EXERCISE OBJECTIVE: Using the records below, please work out how many lines contain "this"; answer with the number alone.

++++++++++

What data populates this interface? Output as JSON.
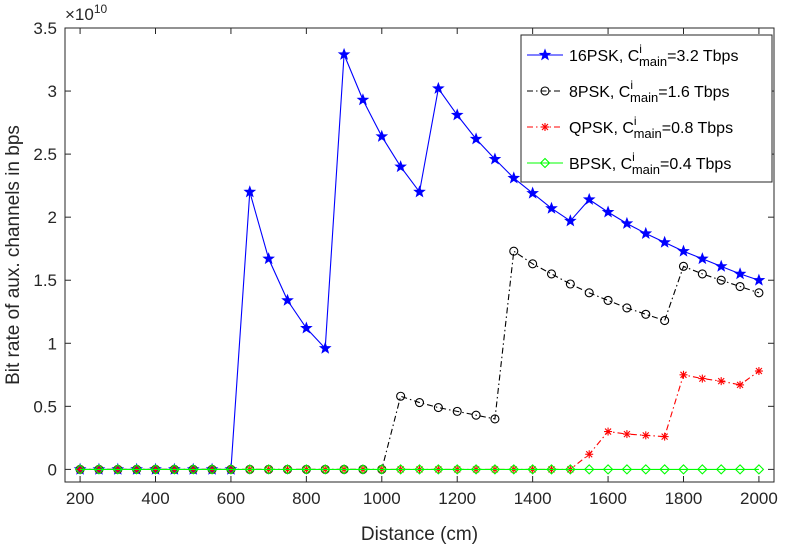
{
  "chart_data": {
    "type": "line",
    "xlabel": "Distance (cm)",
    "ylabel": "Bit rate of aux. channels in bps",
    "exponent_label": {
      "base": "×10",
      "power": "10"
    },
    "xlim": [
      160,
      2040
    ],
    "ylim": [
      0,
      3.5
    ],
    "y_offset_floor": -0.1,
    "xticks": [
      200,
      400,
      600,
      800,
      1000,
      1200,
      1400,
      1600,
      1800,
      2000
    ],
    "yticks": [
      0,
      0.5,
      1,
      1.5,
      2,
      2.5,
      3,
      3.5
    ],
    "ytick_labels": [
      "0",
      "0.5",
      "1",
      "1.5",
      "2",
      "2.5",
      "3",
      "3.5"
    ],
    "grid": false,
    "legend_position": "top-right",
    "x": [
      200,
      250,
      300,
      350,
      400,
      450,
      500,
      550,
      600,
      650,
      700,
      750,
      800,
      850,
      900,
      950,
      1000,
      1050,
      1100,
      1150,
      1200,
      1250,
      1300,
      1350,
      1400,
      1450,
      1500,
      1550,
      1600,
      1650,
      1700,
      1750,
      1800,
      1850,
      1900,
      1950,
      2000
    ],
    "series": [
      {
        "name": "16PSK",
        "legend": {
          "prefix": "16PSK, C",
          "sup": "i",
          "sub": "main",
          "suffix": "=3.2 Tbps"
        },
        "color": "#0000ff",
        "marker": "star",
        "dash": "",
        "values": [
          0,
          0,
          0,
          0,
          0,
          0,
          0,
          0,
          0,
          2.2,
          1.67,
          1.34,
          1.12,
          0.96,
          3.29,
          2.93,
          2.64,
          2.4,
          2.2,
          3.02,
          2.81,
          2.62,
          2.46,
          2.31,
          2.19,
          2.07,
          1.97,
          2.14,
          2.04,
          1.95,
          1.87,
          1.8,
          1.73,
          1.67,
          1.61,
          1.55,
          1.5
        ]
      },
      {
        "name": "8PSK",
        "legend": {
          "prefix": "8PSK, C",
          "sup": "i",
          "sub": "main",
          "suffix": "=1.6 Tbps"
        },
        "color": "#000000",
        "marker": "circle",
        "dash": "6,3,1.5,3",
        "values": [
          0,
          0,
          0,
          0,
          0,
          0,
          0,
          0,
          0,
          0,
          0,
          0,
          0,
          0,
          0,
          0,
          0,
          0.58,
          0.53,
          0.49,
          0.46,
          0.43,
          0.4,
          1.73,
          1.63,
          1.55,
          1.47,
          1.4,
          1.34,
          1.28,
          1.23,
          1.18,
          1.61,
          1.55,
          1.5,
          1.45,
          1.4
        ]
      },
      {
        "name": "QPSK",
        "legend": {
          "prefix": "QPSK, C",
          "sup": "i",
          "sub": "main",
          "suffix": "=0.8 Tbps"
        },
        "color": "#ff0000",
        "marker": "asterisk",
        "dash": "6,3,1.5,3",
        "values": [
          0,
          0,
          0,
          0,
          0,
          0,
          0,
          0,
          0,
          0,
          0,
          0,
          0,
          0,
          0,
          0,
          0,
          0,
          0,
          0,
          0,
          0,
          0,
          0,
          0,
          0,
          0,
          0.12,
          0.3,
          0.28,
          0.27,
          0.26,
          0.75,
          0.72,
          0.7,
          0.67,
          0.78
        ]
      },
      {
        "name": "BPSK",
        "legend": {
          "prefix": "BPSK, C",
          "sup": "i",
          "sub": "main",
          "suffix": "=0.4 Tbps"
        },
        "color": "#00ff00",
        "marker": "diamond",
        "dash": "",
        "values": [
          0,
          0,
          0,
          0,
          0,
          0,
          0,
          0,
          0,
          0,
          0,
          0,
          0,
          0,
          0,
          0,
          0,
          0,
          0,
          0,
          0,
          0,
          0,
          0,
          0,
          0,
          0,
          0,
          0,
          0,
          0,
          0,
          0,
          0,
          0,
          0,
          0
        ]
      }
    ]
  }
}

++++++++++

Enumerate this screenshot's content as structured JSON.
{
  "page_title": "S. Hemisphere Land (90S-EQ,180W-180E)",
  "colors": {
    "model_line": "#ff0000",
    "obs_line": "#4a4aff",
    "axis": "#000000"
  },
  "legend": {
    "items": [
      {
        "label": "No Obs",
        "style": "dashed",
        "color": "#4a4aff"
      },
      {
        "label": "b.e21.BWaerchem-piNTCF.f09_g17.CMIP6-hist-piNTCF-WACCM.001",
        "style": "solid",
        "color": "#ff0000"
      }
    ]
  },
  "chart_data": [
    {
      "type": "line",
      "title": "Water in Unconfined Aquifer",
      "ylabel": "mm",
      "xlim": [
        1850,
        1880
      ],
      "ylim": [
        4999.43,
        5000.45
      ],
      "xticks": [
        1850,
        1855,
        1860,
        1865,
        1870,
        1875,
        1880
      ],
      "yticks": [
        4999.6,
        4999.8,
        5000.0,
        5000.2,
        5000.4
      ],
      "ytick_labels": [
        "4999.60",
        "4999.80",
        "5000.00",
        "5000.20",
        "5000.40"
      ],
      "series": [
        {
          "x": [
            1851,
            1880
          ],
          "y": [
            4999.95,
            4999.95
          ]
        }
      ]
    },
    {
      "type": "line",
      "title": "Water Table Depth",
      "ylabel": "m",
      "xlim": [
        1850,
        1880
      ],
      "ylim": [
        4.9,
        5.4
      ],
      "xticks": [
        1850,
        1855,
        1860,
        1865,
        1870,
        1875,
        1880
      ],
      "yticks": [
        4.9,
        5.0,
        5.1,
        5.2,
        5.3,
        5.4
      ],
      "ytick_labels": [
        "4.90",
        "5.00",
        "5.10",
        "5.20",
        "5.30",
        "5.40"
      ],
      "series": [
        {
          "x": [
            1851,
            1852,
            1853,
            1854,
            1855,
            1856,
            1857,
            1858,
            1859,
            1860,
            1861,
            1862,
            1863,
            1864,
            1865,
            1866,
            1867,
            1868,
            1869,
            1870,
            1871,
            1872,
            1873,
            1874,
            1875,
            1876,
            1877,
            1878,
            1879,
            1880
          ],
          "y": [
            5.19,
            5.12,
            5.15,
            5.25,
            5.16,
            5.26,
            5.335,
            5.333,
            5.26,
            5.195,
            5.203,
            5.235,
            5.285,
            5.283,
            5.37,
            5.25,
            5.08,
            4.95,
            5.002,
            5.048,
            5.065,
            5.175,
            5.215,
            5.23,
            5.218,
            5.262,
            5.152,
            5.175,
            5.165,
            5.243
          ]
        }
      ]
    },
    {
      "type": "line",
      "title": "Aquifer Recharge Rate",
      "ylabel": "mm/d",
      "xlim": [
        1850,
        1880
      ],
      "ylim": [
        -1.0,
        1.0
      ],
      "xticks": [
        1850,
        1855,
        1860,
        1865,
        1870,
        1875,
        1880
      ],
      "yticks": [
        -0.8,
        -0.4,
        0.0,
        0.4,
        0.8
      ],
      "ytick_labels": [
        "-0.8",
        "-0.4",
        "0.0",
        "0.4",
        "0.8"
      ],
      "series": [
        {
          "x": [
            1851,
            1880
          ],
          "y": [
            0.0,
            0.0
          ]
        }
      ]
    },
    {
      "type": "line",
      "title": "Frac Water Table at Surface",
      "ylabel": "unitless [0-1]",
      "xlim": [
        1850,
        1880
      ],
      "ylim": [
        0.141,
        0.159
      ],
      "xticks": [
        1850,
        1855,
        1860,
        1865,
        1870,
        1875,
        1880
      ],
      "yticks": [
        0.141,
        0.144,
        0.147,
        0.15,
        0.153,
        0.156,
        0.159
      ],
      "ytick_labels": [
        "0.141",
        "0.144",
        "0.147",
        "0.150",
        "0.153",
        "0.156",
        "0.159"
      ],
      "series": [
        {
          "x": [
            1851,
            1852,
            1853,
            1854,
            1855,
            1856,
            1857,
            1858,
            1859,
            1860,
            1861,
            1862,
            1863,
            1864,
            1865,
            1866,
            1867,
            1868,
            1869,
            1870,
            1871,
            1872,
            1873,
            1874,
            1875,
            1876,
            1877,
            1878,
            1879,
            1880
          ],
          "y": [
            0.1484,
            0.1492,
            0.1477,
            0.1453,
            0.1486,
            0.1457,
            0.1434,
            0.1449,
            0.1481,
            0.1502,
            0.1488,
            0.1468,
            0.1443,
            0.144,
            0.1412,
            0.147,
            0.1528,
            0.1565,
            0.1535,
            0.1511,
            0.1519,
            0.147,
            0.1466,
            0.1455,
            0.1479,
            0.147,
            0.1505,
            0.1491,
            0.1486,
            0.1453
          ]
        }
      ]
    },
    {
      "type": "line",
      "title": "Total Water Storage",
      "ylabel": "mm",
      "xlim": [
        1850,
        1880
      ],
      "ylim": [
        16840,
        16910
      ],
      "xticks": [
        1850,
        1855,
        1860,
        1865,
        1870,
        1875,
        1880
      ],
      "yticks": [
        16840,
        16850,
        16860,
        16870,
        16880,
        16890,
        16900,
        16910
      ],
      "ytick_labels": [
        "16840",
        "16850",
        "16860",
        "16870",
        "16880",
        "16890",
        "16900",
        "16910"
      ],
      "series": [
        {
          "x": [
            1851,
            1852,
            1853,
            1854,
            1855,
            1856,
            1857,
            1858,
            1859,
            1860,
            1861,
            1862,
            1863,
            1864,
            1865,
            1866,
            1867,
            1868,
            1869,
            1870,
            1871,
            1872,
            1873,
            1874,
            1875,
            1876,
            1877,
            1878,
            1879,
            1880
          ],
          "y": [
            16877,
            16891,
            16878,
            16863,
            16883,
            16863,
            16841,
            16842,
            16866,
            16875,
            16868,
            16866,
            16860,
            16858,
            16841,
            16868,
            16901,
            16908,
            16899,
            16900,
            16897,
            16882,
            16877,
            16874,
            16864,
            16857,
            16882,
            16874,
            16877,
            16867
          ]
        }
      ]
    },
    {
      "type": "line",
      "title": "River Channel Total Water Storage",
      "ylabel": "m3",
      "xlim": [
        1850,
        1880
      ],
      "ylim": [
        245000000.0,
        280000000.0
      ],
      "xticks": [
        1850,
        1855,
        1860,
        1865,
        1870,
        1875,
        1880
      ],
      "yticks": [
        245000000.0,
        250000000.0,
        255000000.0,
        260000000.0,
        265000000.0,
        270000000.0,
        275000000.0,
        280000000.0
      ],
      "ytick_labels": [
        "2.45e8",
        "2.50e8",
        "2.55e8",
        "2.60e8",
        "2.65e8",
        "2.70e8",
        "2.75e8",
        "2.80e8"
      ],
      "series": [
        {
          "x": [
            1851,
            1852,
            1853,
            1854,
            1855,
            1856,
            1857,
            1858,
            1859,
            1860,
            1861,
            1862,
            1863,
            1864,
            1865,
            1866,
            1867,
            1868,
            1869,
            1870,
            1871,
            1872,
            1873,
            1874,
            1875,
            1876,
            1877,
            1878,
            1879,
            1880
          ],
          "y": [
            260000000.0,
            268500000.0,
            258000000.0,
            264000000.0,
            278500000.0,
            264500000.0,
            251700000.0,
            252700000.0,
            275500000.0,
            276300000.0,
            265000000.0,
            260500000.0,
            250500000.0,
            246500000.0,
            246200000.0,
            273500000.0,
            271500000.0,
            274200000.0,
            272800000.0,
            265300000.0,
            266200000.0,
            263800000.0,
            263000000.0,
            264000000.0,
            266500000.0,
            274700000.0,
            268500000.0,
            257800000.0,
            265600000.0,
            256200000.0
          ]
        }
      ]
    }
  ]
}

++++++++++

CORRECT ANSWER: 2